--- Begin Material for this task ---

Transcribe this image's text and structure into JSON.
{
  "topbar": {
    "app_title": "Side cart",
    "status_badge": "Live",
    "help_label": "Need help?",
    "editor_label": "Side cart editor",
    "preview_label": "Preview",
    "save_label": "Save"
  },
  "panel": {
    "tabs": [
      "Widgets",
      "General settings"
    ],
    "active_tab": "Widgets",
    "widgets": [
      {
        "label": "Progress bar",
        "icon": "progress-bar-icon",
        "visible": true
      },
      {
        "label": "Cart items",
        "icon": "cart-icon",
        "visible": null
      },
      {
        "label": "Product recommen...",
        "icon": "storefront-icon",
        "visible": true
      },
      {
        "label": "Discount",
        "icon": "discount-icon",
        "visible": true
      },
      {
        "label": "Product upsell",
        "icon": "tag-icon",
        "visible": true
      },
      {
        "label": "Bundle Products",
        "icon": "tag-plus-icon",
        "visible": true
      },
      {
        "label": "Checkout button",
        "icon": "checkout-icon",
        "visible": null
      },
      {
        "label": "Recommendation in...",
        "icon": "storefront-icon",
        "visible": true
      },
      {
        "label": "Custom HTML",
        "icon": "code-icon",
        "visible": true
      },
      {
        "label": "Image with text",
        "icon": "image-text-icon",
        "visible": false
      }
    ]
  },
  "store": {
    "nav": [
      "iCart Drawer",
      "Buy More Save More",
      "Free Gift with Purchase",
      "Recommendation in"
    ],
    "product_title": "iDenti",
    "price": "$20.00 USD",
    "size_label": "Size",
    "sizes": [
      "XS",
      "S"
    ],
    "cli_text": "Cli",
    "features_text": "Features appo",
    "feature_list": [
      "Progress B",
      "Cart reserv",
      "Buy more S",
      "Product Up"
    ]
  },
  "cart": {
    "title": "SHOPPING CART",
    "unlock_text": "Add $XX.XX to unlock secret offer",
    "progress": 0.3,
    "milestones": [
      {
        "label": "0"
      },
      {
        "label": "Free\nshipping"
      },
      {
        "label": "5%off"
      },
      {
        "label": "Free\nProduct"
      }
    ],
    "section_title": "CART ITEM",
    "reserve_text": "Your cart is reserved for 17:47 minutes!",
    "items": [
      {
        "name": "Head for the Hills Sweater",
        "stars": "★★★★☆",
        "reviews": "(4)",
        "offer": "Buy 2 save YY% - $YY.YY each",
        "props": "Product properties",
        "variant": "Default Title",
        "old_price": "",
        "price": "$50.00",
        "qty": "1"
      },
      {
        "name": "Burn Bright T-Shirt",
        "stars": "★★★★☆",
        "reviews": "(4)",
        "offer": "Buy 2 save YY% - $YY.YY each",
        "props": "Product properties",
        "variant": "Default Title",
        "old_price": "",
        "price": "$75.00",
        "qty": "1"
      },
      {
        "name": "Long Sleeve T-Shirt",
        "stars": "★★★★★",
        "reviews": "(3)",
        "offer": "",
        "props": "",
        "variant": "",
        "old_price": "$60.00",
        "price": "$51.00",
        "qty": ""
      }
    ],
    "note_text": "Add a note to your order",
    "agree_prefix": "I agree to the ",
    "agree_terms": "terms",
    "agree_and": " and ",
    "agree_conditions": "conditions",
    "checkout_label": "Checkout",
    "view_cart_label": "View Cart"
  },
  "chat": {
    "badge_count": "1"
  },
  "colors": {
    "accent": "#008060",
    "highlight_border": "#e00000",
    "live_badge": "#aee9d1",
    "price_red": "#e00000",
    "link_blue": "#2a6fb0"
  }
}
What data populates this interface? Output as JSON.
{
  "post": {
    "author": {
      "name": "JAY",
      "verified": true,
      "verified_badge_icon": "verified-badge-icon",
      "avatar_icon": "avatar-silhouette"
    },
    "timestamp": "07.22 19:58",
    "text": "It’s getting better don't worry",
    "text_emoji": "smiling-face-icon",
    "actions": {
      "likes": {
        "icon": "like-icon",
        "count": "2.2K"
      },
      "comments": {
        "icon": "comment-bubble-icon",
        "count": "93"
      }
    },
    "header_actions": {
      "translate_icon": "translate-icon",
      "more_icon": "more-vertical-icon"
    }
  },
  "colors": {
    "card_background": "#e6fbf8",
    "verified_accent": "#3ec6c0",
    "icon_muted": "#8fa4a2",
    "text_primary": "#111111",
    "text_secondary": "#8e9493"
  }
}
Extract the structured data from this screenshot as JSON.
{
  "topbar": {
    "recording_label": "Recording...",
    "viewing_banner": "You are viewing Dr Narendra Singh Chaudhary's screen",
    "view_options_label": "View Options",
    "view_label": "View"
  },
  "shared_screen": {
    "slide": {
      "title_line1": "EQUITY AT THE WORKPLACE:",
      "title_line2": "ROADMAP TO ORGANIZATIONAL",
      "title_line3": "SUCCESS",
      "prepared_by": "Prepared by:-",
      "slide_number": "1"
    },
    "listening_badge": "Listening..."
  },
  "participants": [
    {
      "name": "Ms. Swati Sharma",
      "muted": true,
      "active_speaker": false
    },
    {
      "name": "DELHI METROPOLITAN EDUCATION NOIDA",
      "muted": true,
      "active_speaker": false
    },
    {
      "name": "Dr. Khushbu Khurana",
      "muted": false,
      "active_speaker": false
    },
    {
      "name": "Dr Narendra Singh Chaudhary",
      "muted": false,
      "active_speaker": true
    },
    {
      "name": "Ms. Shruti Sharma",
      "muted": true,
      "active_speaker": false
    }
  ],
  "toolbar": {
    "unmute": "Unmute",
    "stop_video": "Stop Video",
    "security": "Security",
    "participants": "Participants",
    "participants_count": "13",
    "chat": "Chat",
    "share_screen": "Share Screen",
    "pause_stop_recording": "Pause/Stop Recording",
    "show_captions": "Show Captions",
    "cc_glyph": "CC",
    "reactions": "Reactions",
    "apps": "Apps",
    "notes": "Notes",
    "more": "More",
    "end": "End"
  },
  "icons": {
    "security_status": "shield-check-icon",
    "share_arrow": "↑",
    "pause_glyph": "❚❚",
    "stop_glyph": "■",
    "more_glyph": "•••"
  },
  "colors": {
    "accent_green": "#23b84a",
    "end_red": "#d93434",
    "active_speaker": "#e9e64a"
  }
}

--- End Material for this task ---

Exercise instructions >>
In full and verbatim, repeat the records given above.

Solution >>
Transcribe this image's text and structure into JSON.
{
  "topbar": {
    "app_title": "Side cart",
    "status_badge": "Live",
    "help_label": "Need help?",
    "editor_label": "Side cart editor",
    "preview_label": "Preview",
    "save_label": "Save"
  },
  "panel": {
    "tabs": [
      "Widgets",
      "General settings"
    ],
    "active_tab": "Widgets",
    "widgets": [
      {
        "label": "Progress bar",
        "icon": "progress-bar-icon",
        "visible": true
      },
      {
        "label": "Cart items",
        "icon": "cart-icon",
        "visible": null
      },
      {
        "label": "Product recommen...",
        "icon": "storefront-icon",
        "visible": true
      },
      {
        "label": "Discount",
        "icon": "discount-icon",
        "visible": true
      },
      {
        "label": "Product upsell",
        "icon": "tag-icon",
        "visible": true
      },
      {
        "label": "Bundle Products",
        "icon": "tag-plus-icon",
        "visible": true
      },
      {
        "label": "Checkout button",
        "icon": "checkout-icon",
        "visible": null
      },
      {
        "label": "Recommendation in...",
        "icon": "storefront-icon",
        "visible": true
      },
      {
        "label": "Custom HTML",
        "icon": "code-icon",
        "visible": true
      },
      {
        "label": "Image with text",
        "icon": "image-text-icon",
        "visible": false
      }
    ]
  },
  "store": {
    "nav": [
      "iCart Drawer",
      "Buy More Save More",
      "Free Gift with Purchase",
      "Recommendation in"
    ],
    "product_title": "iDenti",
    "price": "$20.00 USD",
    "size_label": "Size",
    "sizes": [
      "XS",
      "S"
    ],
    "cli_text": "Cli",
    "features_text": "Features appo",
    "feature_list": [
      "Progress B",
      "Cart reserv",
      "Buy more S",
      "Product Up"
    ]
  },
  "cart": {
    "title": "SHOPPING CART",
    "unlock_text": "Add $XX.XX to unlock secret offer",
    "progress": 0.3,
    "milestones": [
      {
        "label": "0"
      },
      {
        "label": "Free\nshipping"
      },
      {
        "label": "5%off"
      },
      {
        "label": "Free\nProduct"
      }
    ],
    "section_title": "CART ITEM",
    "reserve_text": "Your cart is reserved for 17:47 minutes!",
    "items": [
      {
        "name": "Head for the Hills Sweater",
        "stars": "★★★★☆",
        "reviews": "(4)",
        "offer": "Buy 2 save YY% - $YY.YY each",
        "props": "Product properties",
        "variant": "Default Title",
        "old_price": "",
        "price": "$50.00",
        "qty": "1"
      },
      {
        "name": "Burn Bright T-Shirt",
        "stars": "★★★★☆",
        "reviews": "(4)",
        "offer": "Buy 2 save YY% - $YY.YY each",
        "props": "Product properties",
        "variant": "Default Title",
        "old_price": "",
        "price": "$75.00",
        "qty": "1"
      },
      {
        "name": "Long Sleeve T-Shirt",
        "stars": "★★★★★",
        "reviews": "(3)",
        "offer": "",
        "props": "",
        "variant": "",
        "old_price": "$60.00",
        "price": "$51.00",
        "qty": ""
      }
    ],
    "note_text": "Add a note to your order",
    "agree_prefix": "I agree to the ",
    "agree_terms": "terms",
    "agree_and": " and ",
    "agree_conditions": "conditions",
    "checkout_label": "Checkout",
    "view_cart_label": "View Cart"
  },
  "chat": {
    "badge_count": "1"
  },
  "colors": {
    "accent": "#008060",
    "highlight_border": "#e00000",
    "live_badge": "#aee9d1",
    "price_red": "#e00000",
    "link_blue": "#2a6fb0"
  }
}
What data populates this interface? Output as JSON.
{
  "post": {
    "author": {
      "name": "JAY",
      "verified": true,
      "verified_badge_icon": "verified-badge-icon",
      "avatar_icon": "avatar-silhouette"
    },
    "timestamp": "07.22 19:58",
    "text": "It’s getting better don't worry",
    "text_emoji": "smiling-face-icon",
    "actions": {
      "likes": {
        "icon": "like-icon",
        "count": "2.2K"
      },
      "comments": {
        "icon": "comment-bubble-icon",
        "count": "93"
      }
    },
    "header_actions": {
      "translate_icon": "translate-icon",
      "more_icon": "more-vertical-icon"
    }
  },
  "colors": {
    "card_background": "#e6fbf8",
    "verified_accent": "#3ec6c0",
    "icon_muted": "#8fa4a2",
    "text_primary": "#111111",
    "text_secondary": "#8e9493"
  }
}
Extract the structured data from this screenshot as JSON.
{
  "topbar": {
    "recording_label": "Recording...",
    "viewing_banner": "You are viewing Dr Narendra Singh Chaudhary's screen",
    "view_options_label": "View Options",
    "view_label": "View"
  },
  "shared_screen": {
    "slide": {
      "title_line1": "EQUITY AT THE WORKPLACE:",
      "title_line2": "ROADMAP TO ORGANIZATIONAL",
      "title_line3": "SUCCESS",
      "prepared_by": "Prepared by:-",
      "slide_number": "1"
    },
    "listening_badge": "Listening..."
  },
  "participants": [
    {
      "name": "Ms. Swati Sharma",
      "muted": true,
      "active_speaker": false
    },
    {
      "name": "DELHI METROPOLITAN EDUCATION NOIDA",
      "muted": true,
      "active_speaker": false
    },
    {
      "name": "Dr. Khushbu Khurana",
      "muted": false,
      "active_speaker": false
    },
    {
      "name": "Dr Narendra Singh Chaudhary",
      "muted": false,
      "active_speaker": true
    },
    {
      "name": "Ms. Shruti Sharma",
      "muted": true,
      "active_speaker": false
    }
  ],
  "toolbar": {
    "unmute": "Unmute",
    "stop_video": "Stop Video",
    "security": "Security",
    "participants": "Participants",
    "participants_count": "13",
    "chat": "Chat",
    "share_screen": "Share Screen",
    "pause_stop_recording": "Pause/Stop Recording",
    "show_captions": "Show Captions",
    "cc_glyph": "CC",
    "reactions": "Reactions",
    "apps": "Apps",
    "notes": "Notes",
    "more": "More",
    "end": "End"
  },
  "icons": {
    "security_status": "shield-check-icon",
    "share_arrow": "↑",
    "pause_glyph": "❚❚",
    "stop_glyph": "■",
    "more_glyph": "•••"
  },
  "colors": {
    "accent_green": "#23b84a",
    "end_red": "#d93434",
    "active_speaker": "#e9e64a"
  }
}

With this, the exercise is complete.